Tasks to carry out:
A. In the article on human-smuggling rings, what led the smugglers to start having payments wired to Western Union outlets in other states and in Mexico? Answer in one or two sentences.
B. Summarize the article on human-smuggling rings in exactly two sentences.

Document passage:
********
Human-smuggling rings from Mexico turning to new tactics
Arizona authorities say other states, feds must help squeeze cash pipeline
by Sean Holstege - Jul. 13, 2008 12:00 AM
The Arizona Republic
Mexican human-smuggling rings are sidestepping Arizona's campaign to choke off their pipeline of illegal cash as they collect billions of dollars for sneaking illegal immigrants into the state.

Arizona investigators crack down, and the smugglers counter, shifting where and how they collect payments from illegal immigrants. The two sides repeat their sparring, like two grand masters mapping out their paths on a chessboard.

The cartels' shifting tactics show how the smuggling of people increasingly has become an organized business. Typically, a Mexican immigrant pays a smuggler $1,500 to $2,000 in fees, paying a portion up front to reach and then cross the Mexico border. Then a coyote takes the immigrant to a drophouse in Phoenix and holds him or her hostage until the final balance is wired from a friend or relative in the U.S.

Arizona investigators targeted payments wired to Western Union stores in the state and seized millions of dollars. But since then the smugglers have begun having the money transmitted to certain Western Unions in other states and Mexico. They also launder the cash through quickly closed checking accounts at large commercial banks and ferry bags of cash south across the border.

One way or another, at least $1.7 billion a year flows to Arizona's drophouse rings, federal and state investigators estimate. The money sustains illegal immigration, a big business characterized by gunbattles among smugglers and attacks upon immigrants. Every few months coyotes kill an immigrant.

The money maneuvers have frustrated Arizona investigators. Focusing on unscrupulous Western Union outlets, they had slashed wire transfers to smugglers from a peak of $500 million in 2002 to less than $50 million in 2006.

Western Union says it does everything it can to help. The company monitors its business thoroughly for money laundering and reports any problems to authorities, said Joseph Cachey III, the company's vice president for global compliance.
********
Data excerpt:
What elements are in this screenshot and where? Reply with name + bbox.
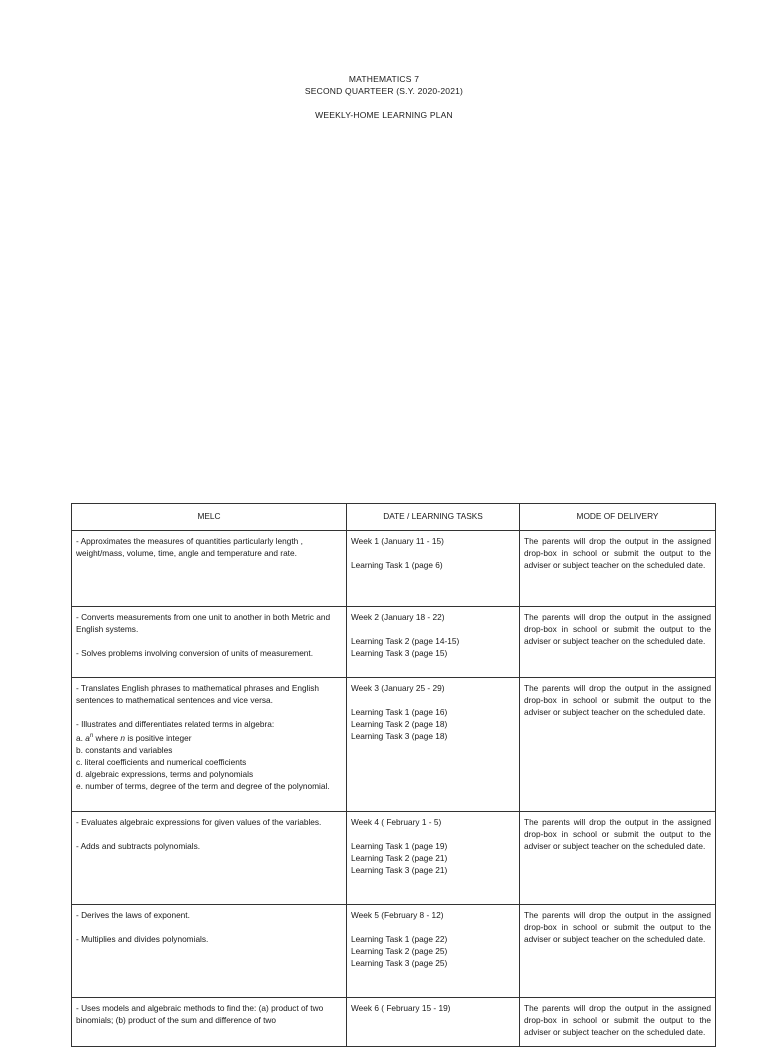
********
Task results:
A. Arizona investigators had targeted payments wired to Western Union stores inside Arizona and seized millions of dollars. The smugglers then began routing the money to Western Unions in other states and Mexico.

B. Mexican human-smuggling rings collect at least $1.7 billion a year for bringing illegal immigrants into Arizona, and they have dodged the state's crackdown on their cash flow by changing where and how payments are collected. After Arizona investigators cut wire transfers to smugglers at Western Union outlets from $500 million in 2002 to under $50 million in 2006, the rings shifted to out-of-state and Mexican Western Unions, short-lived bank accounts, and carrying cash across the border.